## Short exercise
Omit the images. Copy each entry word for word.

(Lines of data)
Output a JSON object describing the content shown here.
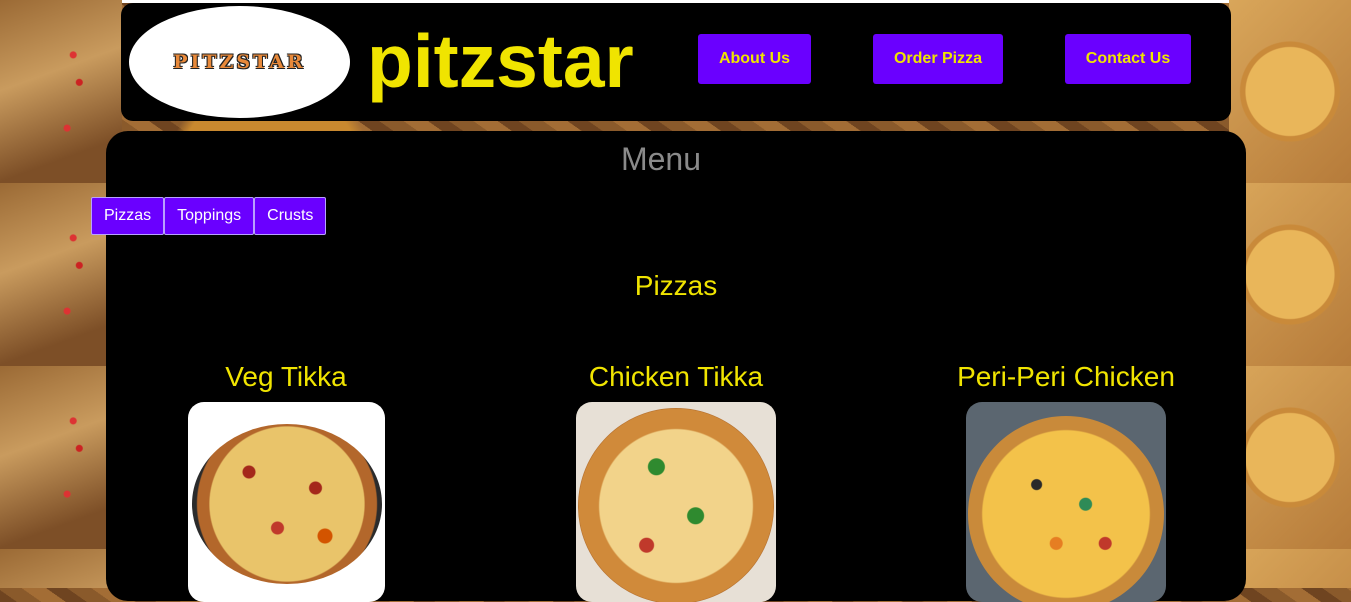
{
  "header": {
    "logo_text": "PITZSTAR",
    "site_title": "pitzstar",
    "nav": {
      "about": "About Us",
      "order": "Order Pizza",
      "contact": "Contact Us"
    }
  },
  "menu": {
    "title": "Menu",
    "tabs": [
      "Pizzas",
      "Toppings",
      "Crusts"
    ],
    "section_title": "Pizzas",
    "items": [
      {
        "name": "Veg Tikka"
      },
      {
        "name": "Chicken Tikka"
      },
      {
        "name": "Peri-Peri Chicken"
      }
    ]
  },
  "colors": {
    "accent": "#6a00ff",
    "title_yellow": "#f0e400",
    "panel": "#000000"
  }
}
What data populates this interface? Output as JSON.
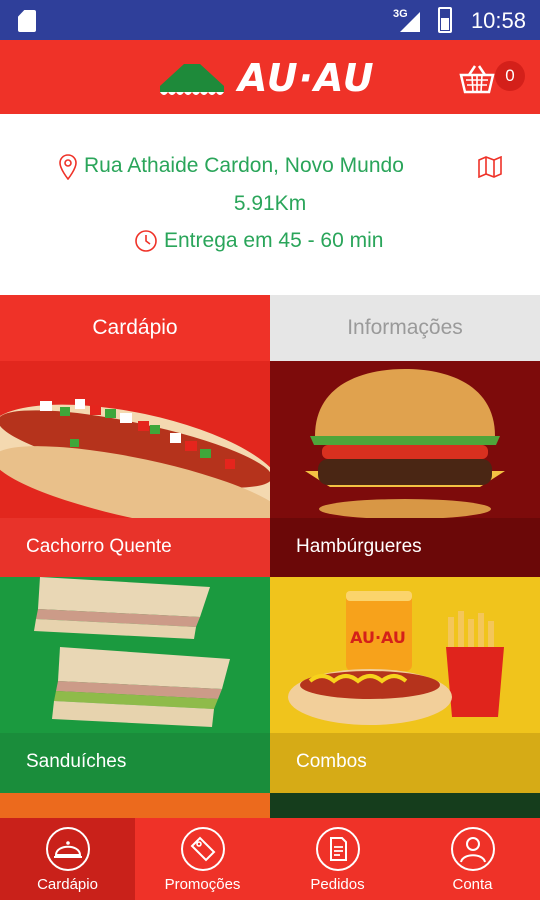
{
  "status_bar": {
    "network": "3G",
    "time": "10:58"
  },
  "header": {
    "brand": "AU·AU",
    "cart_count": "0"
  },
  "store": {
    "address": "Rua Athaide Cardon, Novo Mundo",
    "distance": "5.91Km",
    "delivery": "Entrega em 45 - 60 min"
  },
  "tabs": [
    {
      "label": "Cardápio",
      "active": true
    },
    {
      "label": "Informações",
      "active": false
    }
  ],
  "categories": [
    {
      "label": "Cachorro Quente"
    },
    {
      "label": "Hambúrgueres"
    },
    {
      "label": "Sanduíches"
    },
    {
      "label": "Combos"
    }
  ],
  "combo_art_text": "AU·AU",
  "bottom_nav": [
    {
      "label": "Cardápio",
      "icon": "cloche-icon",
      "active": true
    },
    {
      "label": "Promoções",
      "icon": "tag-icon",
      "active": false
    },
    {
      "label": "Pedidos",
      "icon": "document-icon",
      "active": false
    },
    {
      "label": "Conta",
      "icon": "user-icon",
      "active": false
    }
  ],
  "colors": {
    "primary_red": "#ef3228",
    "status_bar": "#2f3f9a",
    "accent_green": "#2aa55a",
    "tab_inactive_bg": "#e6e6e6"
  }
}
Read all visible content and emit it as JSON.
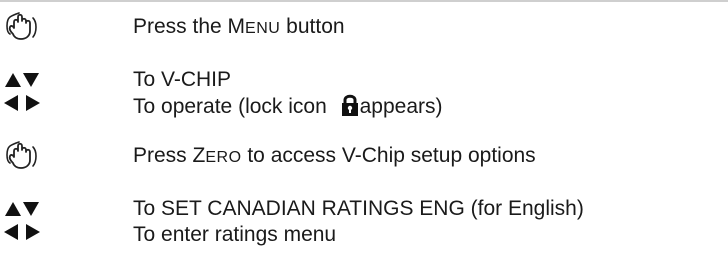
{
  "steps": [
    {
      "icon": "press-hand-icon",
      "lines": [
        {
          "pre": "Press the ",
          "sc_first": "M",
          "sc_rest": "ENU",
          "post": " button"
        }
      ]
    },
    {
      "icon": "arrow-keys-icon",
      "lines": [
        {
          "text": "To V-CHIP"
        },
        {
          "pre": "To operate (lock icon ",
          "icon": "lock-icon",
          "post": "appears)"
        }
      ]
    },
    {
      "icon": "press-hand-icon",
      "lines": [
        {
          "pre": "Press ",
          "sc_first": "Z",
          "sc_rest": "ERO",
          "post": " to access V-Chip setup options"
        }
      ]
    },
    {
      "icon": "arrow-keys-icon",
      "lines": [
        {
          "text": "To SET CANADIAN RATINGS ENG (for English)"
        },
        {
          "text": "To enter ratings menu"
        }
      ]
    }
  ]
}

## Result of this task
Output a JSON object describing the content shown here.
{
  "header": {
    "logo_text": "PITZSTAR",
    "site_title": "pitzstar",
    "nav": {
      "about": "About Us",
      "order": "Order Pizza",
      "contact": "Contact Us"
    }
  },
  "menu": {
    "title": "Menu",
    "tabs": [
      "Pizzas",
      "Toppings",
      "Crusts"
    ],
    "section_title": "Pizzas",
    "items": [
      {
        "name": "Veg Tikka"
      },
      {
        "name": "Chicken Tikka"
      },
      {
        "name": "Peri-Peri Chicken"
      }
    ]
  },
  "colors": {
    "accent": "#6a00ff",
    "title_yellow": "#f0e400",
    "panel": "#000000"
  }
}
What data populates this interface? Output as JSON.
{
  "status_bar": {
    "network": "3G",
    "time": "10:58"
  },
  "header": {
    "brand": "AU·AU",
    "cart_count": "0"
  },
  "store": {
    "address": "Rua Athaide Cardon, Novo Mundo",
    "distance": "5.91Km",
    "delivery": "Entrega em 45 - 60 min"
  },
  "tabs": [
    {
      "label": "Cardápio",
      "active": true
    },
    {
      "label": "Informações",
      "active": false
    }
  ],
  "categories": [
    {
      "label": "Cachorro Quente"
    },
    {
      "label": "Hambúrgueres"
    },
    {
      "label": "Sanduíches"
    },
    {
      "label": "Combos"
    }
  ],
  "combo_art_text": "AU·AU",
  "bottom_nav": [
    {
      "label": "Cardápio",
      "icon": "cloche-icon",
      "active": true
    },
    {
      "label": "Promoções",
      "icon": "tag-icon",
      "active": false
    },
    {
      "label": "Pedidos",
      "icon": "document-icon",
      "active": false
    },
    {
      "label": "Conta",
      "icon": "user-icon",
      "active": false
    }
  ],
  "colors": {
    "primary_red": "#ef3228",
    "status_bar": "#2f3f9a",
    "accent_green": "#2aa55a",
    "tab_inactive_bg": "#e6e6e6"
  }
}
Read all visible content and emit it as JSON.
{
  "steps": [
    {
      "icon": "press-hand-icon",
      "lines": [
        {
          "pre": "Press the ",
          "sc_first": "M",
          "sc_rest": "ENU",
          "post": " button"
        }
      ]
    },
    {
      "icon": "arrow-keys-icon",
      "lines": [
        {
          "text": "To V-CHIP"
        },
        {
          "pre": "To operate (lock icon ",
          "icon": "lock-icon",
          "post": "appears)"
        }
      ]
    },
    {
      "icon": "press-hand-icon",
      "lines": [
        {
          "pre": "Press ",
          "sc_first": "Z",
          "sc_rest": "ERO",
          "post": " to access V-Chip setup options"
        }
      ]
    },
    {
      "icon": "arrow-keys-icon",
      "lines": [
        {
          "text": "To SET CANADIAN RATINGS ENG (for English)"
        },
        {
          "text": "To enter ratings menu"
        }
      ]
    }
  ]
}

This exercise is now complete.